* [Exercise directions]: Reproduce the material exactly, omitting nothing.

* [Extracted information]:
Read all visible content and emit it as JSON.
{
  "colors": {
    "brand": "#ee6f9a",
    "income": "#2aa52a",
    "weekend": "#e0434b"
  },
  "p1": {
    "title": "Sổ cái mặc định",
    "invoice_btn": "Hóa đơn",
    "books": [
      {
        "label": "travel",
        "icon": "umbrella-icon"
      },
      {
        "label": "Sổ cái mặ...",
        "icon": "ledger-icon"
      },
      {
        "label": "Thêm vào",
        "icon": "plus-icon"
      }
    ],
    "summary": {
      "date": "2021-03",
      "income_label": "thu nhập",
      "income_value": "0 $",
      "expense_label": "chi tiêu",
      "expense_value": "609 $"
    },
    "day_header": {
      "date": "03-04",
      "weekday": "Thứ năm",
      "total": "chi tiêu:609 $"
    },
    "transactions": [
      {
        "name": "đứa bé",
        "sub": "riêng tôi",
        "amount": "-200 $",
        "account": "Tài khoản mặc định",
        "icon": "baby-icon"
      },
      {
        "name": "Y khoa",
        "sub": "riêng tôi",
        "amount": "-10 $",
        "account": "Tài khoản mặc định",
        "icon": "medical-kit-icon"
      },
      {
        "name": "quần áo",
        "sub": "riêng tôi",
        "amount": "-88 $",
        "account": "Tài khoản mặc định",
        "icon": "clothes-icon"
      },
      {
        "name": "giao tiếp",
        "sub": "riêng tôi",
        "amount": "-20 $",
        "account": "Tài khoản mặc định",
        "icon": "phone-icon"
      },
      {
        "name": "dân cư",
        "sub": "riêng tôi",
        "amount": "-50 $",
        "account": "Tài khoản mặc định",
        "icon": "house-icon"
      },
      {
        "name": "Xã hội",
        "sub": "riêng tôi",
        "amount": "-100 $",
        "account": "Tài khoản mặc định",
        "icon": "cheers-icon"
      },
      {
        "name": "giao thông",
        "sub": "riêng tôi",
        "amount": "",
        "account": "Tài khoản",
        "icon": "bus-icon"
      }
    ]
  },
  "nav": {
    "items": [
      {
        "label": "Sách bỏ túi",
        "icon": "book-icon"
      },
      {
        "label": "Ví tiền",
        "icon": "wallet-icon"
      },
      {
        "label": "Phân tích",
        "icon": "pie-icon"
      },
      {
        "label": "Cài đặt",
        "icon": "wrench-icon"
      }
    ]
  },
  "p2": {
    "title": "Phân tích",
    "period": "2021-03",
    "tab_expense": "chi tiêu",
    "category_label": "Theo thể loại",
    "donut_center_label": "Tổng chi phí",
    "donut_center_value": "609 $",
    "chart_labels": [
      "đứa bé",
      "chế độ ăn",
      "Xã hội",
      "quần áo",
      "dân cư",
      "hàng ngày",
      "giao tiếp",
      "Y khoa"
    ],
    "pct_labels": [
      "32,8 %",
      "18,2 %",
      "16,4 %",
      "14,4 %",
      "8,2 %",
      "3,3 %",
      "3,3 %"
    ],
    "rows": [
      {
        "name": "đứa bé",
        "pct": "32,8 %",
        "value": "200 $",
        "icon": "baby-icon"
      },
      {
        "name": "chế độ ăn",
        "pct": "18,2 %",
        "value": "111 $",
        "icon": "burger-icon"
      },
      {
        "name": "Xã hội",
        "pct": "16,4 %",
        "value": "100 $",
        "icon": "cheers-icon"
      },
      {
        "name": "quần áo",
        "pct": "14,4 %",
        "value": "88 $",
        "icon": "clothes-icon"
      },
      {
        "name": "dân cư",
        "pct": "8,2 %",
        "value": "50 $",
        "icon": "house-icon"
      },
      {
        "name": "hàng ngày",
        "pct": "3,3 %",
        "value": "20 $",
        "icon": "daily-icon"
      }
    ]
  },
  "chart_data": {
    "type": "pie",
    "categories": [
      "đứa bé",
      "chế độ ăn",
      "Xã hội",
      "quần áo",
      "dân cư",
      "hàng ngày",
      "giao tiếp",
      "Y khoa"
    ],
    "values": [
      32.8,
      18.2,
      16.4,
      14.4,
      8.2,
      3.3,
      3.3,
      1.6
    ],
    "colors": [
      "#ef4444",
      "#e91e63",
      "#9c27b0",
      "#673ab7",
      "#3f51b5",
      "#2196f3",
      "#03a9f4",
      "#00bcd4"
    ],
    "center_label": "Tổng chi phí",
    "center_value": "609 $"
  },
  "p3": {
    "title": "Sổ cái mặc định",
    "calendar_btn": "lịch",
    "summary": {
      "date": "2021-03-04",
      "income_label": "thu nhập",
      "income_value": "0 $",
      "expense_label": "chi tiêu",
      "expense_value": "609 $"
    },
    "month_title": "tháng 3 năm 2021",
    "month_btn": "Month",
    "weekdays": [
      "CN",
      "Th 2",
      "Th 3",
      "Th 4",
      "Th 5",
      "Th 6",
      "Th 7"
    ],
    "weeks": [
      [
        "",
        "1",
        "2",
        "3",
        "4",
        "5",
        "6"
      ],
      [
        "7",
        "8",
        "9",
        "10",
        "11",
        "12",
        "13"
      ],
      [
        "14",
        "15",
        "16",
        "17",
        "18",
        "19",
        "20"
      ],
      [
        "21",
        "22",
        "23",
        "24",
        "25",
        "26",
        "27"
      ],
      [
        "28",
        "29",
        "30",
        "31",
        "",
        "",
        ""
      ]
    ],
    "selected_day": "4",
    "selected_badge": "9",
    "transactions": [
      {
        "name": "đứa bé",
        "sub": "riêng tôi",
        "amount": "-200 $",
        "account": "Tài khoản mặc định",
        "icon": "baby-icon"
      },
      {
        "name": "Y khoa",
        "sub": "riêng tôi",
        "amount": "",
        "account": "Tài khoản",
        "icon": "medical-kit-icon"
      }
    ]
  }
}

* [Result of the task]:
Read all visible content and emit it as JSON.
{
  "colors": {
    "brand": "#ee6f9a",
    "income": "#2aa52a",
    "weekend": "#e0434b"
  },
  "p1": {
    "title": "Sổ cái mặc định",
    "invoice_btn": "Hóa đơn",
    "books": [
      {
        "label": "travel",
        "icon": "umbrella-icon"
      },
      {
        "label": "Sổ cái mặ...",
        "icon": "ledger-icon"
      },
      {
        "label": "Thêm vào",
        "icon": "plus-icon"
      }
    ],
    "summary": {
      "date": "2021-03",
      "income_label": "thu nhập",
      "income_value": "0 $",
      "expense_label": "chi tiêu",
      "expense_value": "609 $"
    },
    "day_header": {
      "date": "03-04",
      "weekday": "Thứ năm",
      "total": "chi tiêu:609 $"
    },
    "transactions": [
      {
        "name": "đứa bé",
        "sub": "riêng tôi",
        "amount": "-200 $",
        "account": "Tài khoản mặc định",
        "icon": "baby-icon"
      },
      {
        "name": "Y khoa",
        "sub": "riêng tôi",
        "amount": "-10 $",
        "account": "Tài khoản mặc định",
        "icon": "medical-kit-icon"
      },
      {
        "name": "quần áo",
        "sub": "riêng tôi",
        "amount": "-88 $",
        "account": "Tài khoản mặc định",
        "icon": "clothes-icon"
      },
      {
        "name": "giao tiếp",
        "sub": "riêng tôi",
        "amount": "-20 $",
        "account": "Tài khoản mặc định",
        "icon": "phone-icon"
      },
      {
        "name": "dân cư",
        "sub": "riêng tôi",
        "amount": "-50 $",
        "account": "Tài khoản mặc định",
        "icon": "house-icon"
      },
      {
        "name": "Xã hội",
        "sub": "riêng tôi",
        "amount": "-100 $",
        "account": "Tài khoản mặc định",
        "icon": "cheers-icon"
      },
      {
        "name": "giao thông",
        "sub": "riêng tôi",
        "amount": "",
        "account": "Tài khoản",
        "icon": "bus-icon"
      }
    ]
  },
  "nav": {
    "items": [
      {
        "label": "Sách bỏ túi",
        "icon": "book-icon"
      },
      {
        "label": "Ví tiền",
        "icon": "wallet-icon"
      },
      {
        "label": "Phân tích",
        "icon": "pie-icon"
      },
      {
        "label": "Cài đặt",
        "icon": "wrench-icon"
      }
    ]
  },
  "p2": {
    "title": "Phân tích",
    "period": "2021-03",
    "tab_expense": "chi tiêu",
    "category_label": "Theo thể loại",
    "donut_center_label": "Tổng chi phí",
    "donut_center_value": "609 $",
    "chart_labels": [
      "đứa bé",
      "chế độ ăn",
      "Xã hội",
      "quần áo",
      "dân cư",
      "hàng ngày",
      "giao tiếp",
      "Y khoa"
    ],
    "pct_labels": [
      "32,8 %",
      "18,2 %",
      "16,4 %",
      "14,4 %",
      "8,2 %",
      "3,3 %",
      "3,3 %"
    ],
    "rows": [
      {
        "name": "đứa bé",
        "pct": "32,8 %",
        "value": "200 $",
        "icon": "baby-icon"
      },
      {
        "name": "chế độ ăn",
        "pct": "18,2 %",
        "value": "111 $",
        "icon": "burger-icon"
      },
      {
        "name": "Xã hội",
        "pct": "16,4 %",
        "value": "100 $",
        "icon": "cheers-icon"
      },
      {
        "name": "quần áo",
        "pct": "14,4 %",
        "value": "88 $",
        "icon": "clothes-icon"
      },
      {
        "name": "dân cư",
        "pct": "8,2 %",
        "value": "50 $",
        "icon": "house-icon"
      },
      {
        "name": "hàng ngày",
        "pct": "3,3 %",
        "value": "20 $",
        "icon": "daily-icon"
      }
    ]
  },
  "chart_data": {
    "type": "pie",
    "categories": [
      "đứa bé",
      "chế độ ăn",
      "Xã hội",
      "quần áo",
      "dân cư",
      "hàng ngày",
      "giao tiếp",
      "Y khoa"
    ],
    "values": [
      32.8,
      18.2,
      16.4,
      14.4,
      8.2,
      3.3,
      3.3,
      1.6
    ],
    "colors": [
      "#ef4444",
      "#e91e63",
      "#9c27b0",
      "#673ab7",
      "#3f51b5",
      "#2196f3",
      "#03a9f4",
      "#00bcd4"
    ],
    "center_label": "Tổng chi phí",
    "center_value": "609 $"
  },
  "p3": {
    "title": "Sổ cái mặc định",
    "calendar_btn": "lịch",
    "summary": {
      "date": "2021-03-04",
      "income_label": "thu nhập",
      "income_value": "0 $",
      "expense_label": "chi tiêu",
      "expense_value": "609 $"
    },
    "month_title": "tháng 3 năm 2021",
    "month_btn": "Month",
    "weekdays": [
      "CN",
      "Th 2",
      "Th 3",
      "Th 4",
      "Th 5",
      "Th 6",
      "Th 7"
    ],
    "weeks": [
      [
        "",
        "1",
        "2",
        "3",
        "4",
        "5",
        "6"
      ],
      [
        "7",
        "8",
        "9",
        "10",
        "11",
        "12",
        "13"
      ],
      [
        "14",
        "15",
        "16",
        "17",
        "18",
        "19",
        "20"
      ],
      [
        "21",
        "22",
        "23",
        "24",
        "25",
        "26",
        "27"
      ],
      [
        "28",
        "29",
        "30",
        "31",
        "",
        "",
        ""
      ]
    ],
    "selected_day": "4",
    "selected_badge": "9",
    "transactions": [
      {
        "name": "đứa bé",
        "sub": "riêng tôi",
        "amount": "-200 $",
        "account": "Tài khoản mặc định",
        "icon": "baby-icon"
      },
      {
        "name": "Y khoa",
        "sub": "riêng tôi",
        "amount": "",
        "account": "Tài khoản",
        "icon": "medical-kit-icon"
      }
    ]
  }
}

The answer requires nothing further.